■ **WRITTEN INSTRUCTION**
Please report every line from the material that contains the word "также".
## start DATASET ROWS
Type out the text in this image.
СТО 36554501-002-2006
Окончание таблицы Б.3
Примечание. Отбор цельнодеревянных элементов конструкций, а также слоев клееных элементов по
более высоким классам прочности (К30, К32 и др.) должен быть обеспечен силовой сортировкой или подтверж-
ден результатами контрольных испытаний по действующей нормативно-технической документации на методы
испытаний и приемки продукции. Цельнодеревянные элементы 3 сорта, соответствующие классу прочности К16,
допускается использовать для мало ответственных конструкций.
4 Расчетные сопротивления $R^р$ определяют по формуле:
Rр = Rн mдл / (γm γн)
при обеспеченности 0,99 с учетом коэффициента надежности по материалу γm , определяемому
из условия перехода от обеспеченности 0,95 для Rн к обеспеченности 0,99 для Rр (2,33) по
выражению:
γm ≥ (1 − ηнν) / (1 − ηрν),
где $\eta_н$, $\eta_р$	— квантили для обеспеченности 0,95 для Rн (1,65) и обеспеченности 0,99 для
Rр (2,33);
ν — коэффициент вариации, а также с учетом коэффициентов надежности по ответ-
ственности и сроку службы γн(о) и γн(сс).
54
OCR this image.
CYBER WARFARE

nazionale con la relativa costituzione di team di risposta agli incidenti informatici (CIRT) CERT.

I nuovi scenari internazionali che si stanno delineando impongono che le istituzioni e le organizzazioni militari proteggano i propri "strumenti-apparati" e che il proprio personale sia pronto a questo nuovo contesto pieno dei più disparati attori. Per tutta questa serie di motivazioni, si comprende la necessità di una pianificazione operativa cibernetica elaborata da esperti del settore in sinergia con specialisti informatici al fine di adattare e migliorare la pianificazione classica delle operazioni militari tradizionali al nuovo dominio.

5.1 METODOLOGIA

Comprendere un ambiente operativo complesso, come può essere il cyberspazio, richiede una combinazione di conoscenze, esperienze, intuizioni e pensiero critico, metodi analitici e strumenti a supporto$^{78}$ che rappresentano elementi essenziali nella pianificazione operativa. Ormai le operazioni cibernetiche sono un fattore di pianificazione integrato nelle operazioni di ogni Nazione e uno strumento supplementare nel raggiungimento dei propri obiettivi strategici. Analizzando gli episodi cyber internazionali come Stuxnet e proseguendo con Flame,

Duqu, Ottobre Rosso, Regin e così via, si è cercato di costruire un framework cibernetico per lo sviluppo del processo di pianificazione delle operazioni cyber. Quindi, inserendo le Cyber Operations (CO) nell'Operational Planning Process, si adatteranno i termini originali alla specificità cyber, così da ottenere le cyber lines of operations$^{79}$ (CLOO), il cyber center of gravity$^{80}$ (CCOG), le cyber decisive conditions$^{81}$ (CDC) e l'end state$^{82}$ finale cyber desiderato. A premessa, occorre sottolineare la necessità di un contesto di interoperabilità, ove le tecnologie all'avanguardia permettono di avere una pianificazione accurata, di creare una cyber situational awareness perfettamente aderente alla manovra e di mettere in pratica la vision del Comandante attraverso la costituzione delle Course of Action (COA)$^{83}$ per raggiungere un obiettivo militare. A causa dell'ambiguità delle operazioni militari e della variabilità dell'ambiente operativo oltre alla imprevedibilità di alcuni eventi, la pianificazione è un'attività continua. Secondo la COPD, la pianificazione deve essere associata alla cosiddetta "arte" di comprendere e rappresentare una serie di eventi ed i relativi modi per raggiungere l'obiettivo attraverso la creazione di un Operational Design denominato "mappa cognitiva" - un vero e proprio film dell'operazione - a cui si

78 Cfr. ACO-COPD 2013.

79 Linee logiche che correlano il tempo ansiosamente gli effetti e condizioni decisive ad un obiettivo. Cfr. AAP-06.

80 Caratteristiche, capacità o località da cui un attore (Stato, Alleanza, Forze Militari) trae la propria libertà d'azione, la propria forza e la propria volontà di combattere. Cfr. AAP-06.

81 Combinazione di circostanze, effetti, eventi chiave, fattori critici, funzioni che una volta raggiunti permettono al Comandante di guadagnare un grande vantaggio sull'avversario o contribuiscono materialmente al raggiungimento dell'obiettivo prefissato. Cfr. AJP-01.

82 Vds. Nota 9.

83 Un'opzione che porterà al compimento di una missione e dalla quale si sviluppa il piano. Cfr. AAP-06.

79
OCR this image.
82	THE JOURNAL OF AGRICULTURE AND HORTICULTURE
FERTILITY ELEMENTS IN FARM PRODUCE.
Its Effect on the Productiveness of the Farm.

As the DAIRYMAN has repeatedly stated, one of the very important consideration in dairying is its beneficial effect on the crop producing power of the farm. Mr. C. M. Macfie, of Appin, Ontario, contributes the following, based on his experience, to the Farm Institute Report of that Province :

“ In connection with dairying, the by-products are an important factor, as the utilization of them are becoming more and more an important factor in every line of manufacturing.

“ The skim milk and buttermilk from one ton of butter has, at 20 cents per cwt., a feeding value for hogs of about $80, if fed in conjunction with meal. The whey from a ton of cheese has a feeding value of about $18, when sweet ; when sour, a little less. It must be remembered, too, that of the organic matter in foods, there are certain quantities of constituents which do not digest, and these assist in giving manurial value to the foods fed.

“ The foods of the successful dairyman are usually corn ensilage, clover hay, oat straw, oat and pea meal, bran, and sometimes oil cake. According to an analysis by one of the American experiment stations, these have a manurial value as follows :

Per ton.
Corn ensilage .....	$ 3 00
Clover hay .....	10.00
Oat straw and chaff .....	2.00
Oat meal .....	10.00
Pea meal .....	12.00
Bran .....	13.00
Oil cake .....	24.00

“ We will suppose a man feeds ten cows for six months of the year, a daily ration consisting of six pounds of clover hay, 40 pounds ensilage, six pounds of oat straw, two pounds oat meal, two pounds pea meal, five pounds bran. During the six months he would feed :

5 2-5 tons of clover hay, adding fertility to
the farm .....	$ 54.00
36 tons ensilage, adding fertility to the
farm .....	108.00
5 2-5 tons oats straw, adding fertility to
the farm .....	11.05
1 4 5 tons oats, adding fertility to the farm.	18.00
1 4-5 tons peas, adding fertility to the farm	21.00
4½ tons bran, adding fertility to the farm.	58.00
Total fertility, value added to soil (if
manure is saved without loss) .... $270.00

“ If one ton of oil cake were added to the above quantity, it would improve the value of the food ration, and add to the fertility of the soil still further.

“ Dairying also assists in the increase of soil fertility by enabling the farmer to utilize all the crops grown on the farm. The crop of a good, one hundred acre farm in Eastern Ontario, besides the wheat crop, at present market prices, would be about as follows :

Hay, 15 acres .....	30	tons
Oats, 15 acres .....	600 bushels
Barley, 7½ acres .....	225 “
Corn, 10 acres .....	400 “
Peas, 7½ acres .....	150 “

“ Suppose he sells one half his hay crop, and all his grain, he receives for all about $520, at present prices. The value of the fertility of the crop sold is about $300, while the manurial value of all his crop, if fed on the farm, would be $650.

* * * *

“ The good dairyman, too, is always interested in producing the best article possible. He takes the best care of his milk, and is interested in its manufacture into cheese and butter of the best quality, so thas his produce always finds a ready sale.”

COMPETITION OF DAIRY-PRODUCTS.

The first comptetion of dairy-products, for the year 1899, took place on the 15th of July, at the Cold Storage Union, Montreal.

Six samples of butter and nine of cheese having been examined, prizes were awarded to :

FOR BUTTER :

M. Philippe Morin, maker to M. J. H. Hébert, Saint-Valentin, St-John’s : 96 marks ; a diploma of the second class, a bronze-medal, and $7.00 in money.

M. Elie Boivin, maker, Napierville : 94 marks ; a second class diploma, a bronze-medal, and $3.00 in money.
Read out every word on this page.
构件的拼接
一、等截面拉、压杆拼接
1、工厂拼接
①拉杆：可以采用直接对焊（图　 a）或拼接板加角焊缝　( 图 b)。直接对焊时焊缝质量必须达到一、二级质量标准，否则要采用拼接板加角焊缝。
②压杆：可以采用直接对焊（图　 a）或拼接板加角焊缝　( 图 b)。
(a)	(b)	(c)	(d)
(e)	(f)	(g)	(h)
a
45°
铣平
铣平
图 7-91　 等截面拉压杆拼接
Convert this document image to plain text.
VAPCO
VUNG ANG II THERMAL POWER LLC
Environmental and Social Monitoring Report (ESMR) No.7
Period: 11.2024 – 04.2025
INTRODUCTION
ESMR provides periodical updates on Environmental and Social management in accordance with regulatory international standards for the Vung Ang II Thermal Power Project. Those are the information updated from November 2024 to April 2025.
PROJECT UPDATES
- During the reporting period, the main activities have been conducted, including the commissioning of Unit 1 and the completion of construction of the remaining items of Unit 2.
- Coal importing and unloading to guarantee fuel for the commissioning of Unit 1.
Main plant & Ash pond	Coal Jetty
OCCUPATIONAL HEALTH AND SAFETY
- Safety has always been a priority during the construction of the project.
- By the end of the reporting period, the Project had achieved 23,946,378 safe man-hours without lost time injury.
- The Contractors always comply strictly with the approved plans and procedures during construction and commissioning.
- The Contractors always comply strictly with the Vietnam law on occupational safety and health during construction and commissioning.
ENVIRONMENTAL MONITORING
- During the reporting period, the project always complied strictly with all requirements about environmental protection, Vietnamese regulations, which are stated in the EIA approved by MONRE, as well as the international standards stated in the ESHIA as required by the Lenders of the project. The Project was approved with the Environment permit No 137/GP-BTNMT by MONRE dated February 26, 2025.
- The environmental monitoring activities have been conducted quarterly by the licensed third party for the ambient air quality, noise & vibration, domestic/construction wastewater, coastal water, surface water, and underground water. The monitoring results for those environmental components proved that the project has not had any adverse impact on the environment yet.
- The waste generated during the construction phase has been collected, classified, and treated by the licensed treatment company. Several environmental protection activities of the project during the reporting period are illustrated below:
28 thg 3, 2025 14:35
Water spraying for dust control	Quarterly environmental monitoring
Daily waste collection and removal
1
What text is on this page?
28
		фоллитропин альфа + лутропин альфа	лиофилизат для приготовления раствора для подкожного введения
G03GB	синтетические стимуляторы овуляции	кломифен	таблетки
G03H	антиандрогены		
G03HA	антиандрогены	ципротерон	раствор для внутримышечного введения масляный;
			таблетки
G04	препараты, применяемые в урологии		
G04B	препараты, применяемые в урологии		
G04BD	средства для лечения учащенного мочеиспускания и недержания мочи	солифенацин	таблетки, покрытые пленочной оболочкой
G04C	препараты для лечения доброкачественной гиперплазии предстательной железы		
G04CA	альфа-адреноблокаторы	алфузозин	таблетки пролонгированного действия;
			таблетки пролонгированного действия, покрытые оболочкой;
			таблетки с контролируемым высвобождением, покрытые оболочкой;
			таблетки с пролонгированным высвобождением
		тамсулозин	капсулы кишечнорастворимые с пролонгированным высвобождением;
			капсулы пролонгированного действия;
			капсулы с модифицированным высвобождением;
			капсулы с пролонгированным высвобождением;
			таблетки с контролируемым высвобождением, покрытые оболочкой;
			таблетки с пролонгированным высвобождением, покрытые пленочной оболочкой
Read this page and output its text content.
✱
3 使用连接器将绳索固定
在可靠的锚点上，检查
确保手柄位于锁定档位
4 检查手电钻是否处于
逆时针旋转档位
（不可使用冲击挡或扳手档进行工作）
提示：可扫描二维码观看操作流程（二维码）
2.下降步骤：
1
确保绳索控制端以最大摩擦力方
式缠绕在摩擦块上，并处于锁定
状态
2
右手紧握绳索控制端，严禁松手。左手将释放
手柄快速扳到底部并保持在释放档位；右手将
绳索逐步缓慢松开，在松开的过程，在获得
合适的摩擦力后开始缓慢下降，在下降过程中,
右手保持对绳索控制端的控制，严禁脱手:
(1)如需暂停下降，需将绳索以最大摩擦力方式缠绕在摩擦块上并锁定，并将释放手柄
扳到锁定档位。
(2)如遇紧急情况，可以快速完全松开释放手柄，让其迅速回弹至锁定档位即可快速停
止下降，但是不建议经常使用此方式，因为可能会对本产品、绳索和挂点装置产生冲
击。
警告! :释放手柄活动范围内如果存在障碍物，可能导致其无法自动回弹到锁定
## end DATASET ROWS
■ **CORRECT OUTPUT**
Примечание. Отбор цельнодеревянных элементов конструкций, а также слоев клееных элементов по
ν — коэффициент вариации, а также с учетом коэффициентов надежности по ответ-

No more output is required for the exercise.